**EXERCISE REQUIREMENTS**
Repeat each line word for word.

(Figure contents as structured data)
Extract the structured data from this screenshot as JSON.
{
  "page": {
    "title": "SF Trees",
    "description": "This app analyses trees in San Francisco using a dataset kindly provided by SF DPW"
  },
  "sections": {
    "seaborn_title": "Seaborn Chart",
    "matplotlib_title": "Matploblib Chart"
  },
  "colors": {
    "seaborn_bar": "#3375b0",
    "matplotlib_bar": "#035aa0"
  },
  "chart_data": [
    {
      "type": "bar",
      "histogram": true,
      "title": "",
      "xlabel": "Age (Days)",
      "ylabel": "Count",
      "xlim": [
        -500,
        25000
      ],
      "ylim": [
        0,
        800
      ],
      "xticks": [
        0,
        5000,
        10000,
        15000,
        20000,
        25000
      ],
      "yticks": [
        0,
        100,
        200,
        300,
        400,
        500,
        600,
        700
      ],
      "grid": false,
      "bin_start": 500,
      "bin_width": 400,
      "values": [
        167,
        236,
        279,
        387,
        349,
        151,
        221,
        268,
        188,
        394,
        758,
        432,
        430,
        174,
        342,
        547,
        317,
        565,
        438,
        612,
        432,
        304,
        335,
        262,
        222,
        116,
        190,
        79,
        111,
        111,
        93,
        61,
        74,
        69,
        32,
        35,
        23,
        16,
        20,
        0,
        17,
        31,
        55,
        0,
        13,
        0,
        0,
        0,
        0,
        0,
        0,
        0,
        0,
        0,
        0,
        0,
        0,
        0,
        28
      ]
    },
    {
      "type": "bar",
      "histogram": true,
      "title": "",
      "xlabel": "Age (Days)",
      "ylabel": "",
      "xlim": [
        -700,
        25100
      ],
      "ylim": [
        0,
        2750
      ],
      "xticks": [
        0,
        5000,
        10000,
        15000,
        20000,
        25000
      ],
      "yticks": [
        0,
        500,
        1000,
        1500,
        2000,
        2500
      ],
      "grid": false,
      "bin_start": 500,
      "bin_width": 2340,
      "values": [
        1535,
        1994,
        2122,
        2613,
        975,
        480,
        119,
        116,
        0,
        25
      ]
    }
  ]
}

**OUTPUT OF THE TASK**
Extract the structured data from this screenshot as JSON.
{
  "page": {
    "title": "SF Trees",
    "description": "This app analyses trees in San Francisco using a dataset kindly provided by SF DPW"
  },
  "sections": {
    "seaborn_title": "Seaborn Chart",
    "matplotlib_title": "Matploblib Chart"
  },
  "colors": {
    "seaborn_bar": "#3375b0",
    "matplotlib_bar": "#035aa0"
  },
  "chart_data": [
    {
      "type": "bar",
      "histogram": true,
      "title": "",
      "xlabel": "Age (Days)",
      "ylabel": "Count",
      "xlim": [
        -500,
        25000
      ],
      "ylim": [
        0,
        800
      ],
      "xticks": [
        0,
        5000,
        10000,
        15000,
        20000,
        25000
      ],
      "yticks": [
        0,
        100,
        200,
        300,
        400,
        500,
        600,
        700
      ],
      "grid": false,
      "bin_start": 500,
      "bin_width": 400,
      "values": [
        167,
        236,
        279,
        387,
        349,
        151,
        221,
        268,
        188,
        394,
        758,
        432,
        430,
        174,
        342,
        547,
        317,
        565,
        438,
        612,
        432,
        304,
        335,
        262,
        222,
        116,
        190,
        79,
        111,
        111,
        93,
        61,
        74,
        69,
        32,
        35,
        23,
        16,
        20,
        0,
        17,
        31,
        55,
        0,
        13,
        0,
        0,
        0,
        0,
        0,
        0,
        0,
        0,
        0,
        0,
        0,
        0,
        0,
        28
      ]
    },
    {
      "type": "bar",
      "histogram": true,
      "title": "",
      "xlabel": "Age (Days)",
      "ylabel": "",
      "xlim": [
        -700,
        25100
      ],
      "ylim": [
        0,
        2750
      ],
      "xticks": [
        0,
        5000,
        10000,
        15000,
        20000,
        25000
      ],
      "yticks": [
        0,
        500,
        1000,
        1500,
        2000,
        2500
      ],
      "grid": false,
      "bin_start": 500,
      "bin_width": 2340,
      "values": [
        1535,
        1994,
        2122,
        2613,
        975,
        480,
        119,
        116,
        0,
        25
      ]
    }
  ]
}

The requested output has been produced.